---------- Given records
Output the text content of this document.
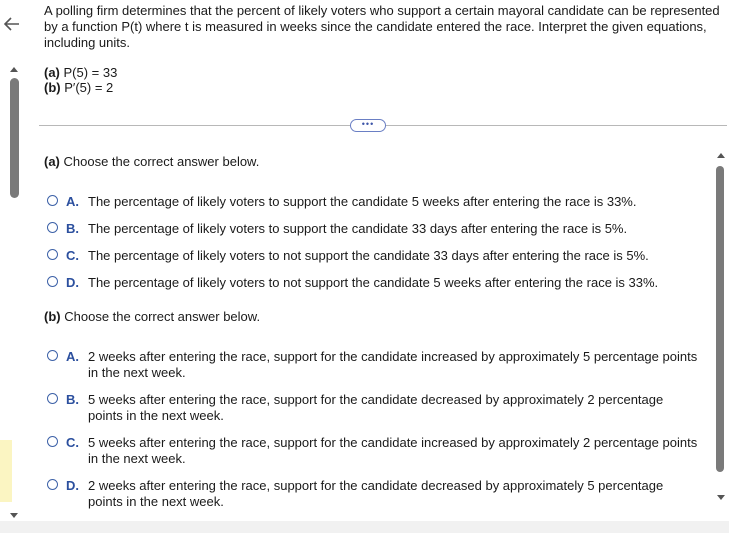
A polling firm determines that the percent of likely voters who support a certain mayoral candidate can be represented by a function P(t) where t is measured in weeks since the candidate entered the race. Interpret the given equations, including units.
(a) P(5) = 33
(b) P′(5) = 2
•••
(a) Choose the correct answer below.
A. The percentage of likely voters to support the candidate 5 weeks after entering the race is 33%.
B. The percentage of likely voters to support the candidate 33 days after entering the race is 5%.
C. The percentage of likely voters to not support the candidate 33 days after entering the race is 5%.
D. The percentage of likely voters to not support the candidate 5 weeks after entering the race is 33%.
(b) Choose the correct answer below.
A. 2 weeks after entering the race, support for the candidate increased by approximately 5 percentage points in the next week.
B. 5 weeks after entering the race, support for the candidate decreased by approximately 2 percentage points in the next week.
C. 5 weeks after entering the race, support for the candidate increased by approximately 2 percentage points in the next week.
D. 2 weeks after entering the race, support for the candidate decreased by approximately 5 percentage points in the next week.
--------------------
---------- Given records
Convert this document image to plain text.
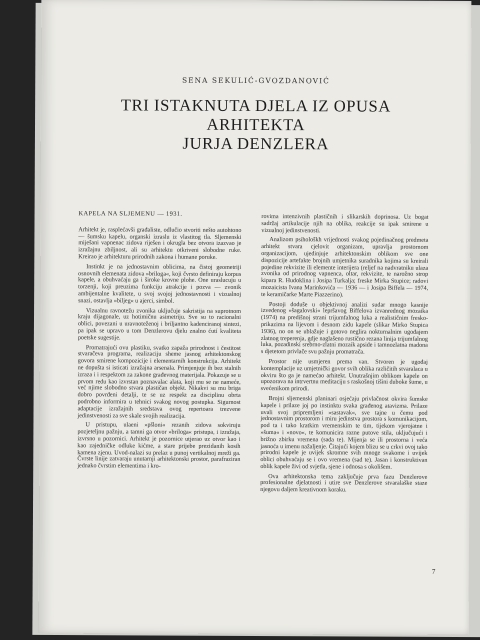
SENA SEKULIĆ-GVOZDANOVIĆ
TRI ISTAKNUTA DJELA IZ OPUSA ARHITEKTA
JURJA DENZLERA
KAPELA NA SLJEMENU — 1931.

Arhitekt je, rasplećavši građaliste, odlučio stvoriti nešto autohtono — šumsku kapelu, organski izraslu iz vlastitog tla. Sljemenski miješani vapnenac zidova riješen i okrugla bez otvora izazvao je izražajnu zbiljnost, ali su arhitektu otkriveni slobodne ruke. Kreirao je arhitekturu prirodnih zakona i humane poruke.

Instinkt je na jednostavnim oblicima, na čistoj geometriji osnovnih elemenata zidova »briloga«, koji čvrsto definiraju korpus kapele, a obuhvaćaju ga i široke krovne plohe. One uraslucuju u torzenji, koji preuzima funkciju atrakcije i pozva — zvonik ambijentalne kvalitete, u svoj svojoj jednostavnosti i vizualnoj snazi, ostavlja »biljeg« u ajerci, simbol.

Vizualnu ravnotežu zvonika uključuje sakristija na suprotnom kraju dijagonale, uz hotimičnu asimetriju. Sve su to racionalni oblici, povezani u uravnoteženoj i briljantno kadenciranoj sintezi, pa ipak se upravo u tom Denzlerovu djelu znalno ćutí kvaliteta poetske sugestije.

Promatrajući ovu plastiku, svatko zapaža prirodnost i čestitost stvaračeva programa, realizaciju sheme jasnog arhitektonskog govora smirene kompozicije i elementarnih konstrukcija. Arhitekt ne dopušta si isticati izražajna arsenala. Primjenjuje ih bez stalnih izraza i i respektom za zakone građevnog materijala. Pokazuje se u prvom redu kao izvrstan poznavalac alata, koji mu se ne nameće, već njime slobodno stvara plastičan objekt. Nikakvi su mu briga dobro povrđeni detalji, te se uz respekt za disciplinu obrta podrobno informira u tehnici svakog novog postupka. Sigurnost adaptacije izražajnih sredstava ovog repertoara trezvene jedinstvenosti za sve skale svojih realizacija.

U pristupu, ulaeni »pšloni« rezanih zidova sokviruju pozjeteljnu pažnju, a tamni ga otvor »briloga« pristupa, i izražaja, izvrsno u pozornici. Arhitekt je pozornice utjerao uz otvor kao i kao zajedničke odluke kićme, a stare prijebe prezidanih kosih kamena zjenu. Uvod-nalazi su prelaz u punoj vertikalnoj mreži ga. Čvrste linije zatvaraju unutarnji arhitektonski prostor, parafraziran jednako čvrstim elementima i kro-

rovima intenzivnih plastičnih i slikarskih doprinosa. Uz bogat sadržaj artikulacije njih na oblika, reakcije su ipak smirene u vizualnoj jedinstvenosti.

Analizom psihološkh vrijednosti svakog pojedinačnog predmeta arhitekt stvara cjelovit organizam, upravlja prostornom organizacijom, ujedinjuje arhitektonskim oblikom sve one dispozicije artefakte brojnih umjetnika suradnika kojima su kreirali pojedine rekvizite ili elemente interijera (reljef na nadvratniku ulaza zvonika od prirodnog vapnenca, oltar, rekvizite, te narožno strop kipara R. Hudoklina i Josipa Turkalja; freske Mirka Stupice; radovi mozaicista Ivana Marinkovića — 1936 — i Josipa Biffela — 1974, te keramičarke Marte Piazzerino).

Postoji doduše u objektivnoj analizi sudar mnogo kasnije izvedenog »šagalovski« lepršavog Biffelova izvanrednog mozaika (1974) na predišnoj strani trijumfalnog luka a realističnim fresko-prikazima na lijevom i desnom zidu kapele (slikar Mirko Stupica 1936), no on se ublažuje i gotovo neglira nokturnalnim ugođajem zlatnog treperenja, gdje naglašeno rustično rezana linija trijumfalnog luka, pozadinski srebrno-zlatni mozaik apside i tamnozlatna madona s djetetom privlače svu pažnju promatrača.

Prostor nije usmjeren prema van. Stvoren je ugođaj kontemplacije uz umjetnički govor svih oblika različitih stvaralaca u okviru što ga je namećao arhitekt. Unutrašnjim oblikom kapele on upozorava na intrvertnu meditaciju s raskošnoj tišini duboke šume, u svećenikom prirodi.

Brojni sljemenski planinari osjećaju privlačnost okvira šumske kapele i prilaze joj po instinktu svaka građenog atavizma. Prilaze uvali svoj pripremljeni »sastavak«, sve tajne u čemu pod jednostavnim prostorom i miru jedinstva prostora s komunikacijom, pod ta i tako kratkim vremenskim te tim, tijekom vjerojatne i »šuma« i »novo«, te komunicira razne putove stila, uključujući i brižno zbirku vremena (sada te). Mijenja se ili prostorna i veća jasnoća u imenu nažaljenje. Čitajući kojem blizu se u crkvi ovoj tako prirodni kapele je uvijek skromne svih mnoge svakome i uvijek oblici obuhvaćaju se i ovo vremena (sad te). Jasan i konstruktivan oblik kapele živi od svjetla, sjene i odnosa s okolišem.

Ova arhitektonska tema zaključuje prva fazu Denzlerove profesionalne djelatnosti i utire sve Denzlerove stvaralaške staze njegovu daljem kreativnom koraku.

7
--------------------
---------- Given records
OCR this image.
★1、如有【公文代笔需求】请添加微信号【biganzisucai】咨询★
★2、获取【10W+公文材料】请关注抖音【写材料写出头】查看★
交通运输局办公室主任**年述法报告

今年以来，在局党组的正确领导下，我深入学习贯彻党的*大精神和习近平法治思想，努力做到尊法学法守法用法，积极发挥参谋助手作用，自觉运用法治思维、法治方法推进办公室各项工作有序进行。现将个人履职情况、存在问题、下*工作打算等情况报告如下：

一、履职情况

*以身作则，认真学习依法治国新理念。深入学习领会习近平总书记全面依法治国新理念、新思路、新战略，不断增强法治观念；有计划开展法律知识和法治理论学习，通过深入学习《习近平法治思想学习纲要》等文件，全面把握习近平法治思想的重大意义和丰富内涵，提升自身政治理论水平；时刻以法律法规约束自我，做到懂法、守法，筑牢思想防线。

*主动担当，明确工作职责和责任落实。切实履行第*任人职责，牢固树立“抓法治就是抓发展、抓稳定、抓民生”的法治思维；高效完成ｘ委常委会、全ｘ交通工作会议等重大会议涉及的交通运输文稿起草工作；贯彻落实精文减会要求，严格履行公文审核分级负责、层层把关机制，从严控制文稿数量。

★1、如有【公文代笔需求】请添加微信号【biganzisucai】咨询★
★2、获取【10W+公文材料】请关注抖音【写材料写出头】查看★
--------------------
Task objective>
Lines that include the word "percentage" are to be extracted from the data above.

Expected answer>
A. The percentage of likely voters to support the candidate 5 weeks after entering the race is 33%.
B. The percentage of likely voters to support the candidate 33 days after entering the race is 5%.
C. The percentage of likely voters to not support the candidate 33 days after entering the race is 5%.
D. The percentage of likely voters to not support the candidate 5 weeks after entering the race is 33%.
A. 2 weeks after entering the race, support for the candidate increased by approximately 5 percentage points in the next week.
B. 5 weeks after entering the race, support for the candidate decreased by approximately 2 percentage points in the next week.
C. 5 weeks after entering the race, support for the candidate increased by approximately 2 percentage points in the next week.
D. 2 weeks after entering the race, support for the candidate decreased by approximately 5 percentage points in the next week.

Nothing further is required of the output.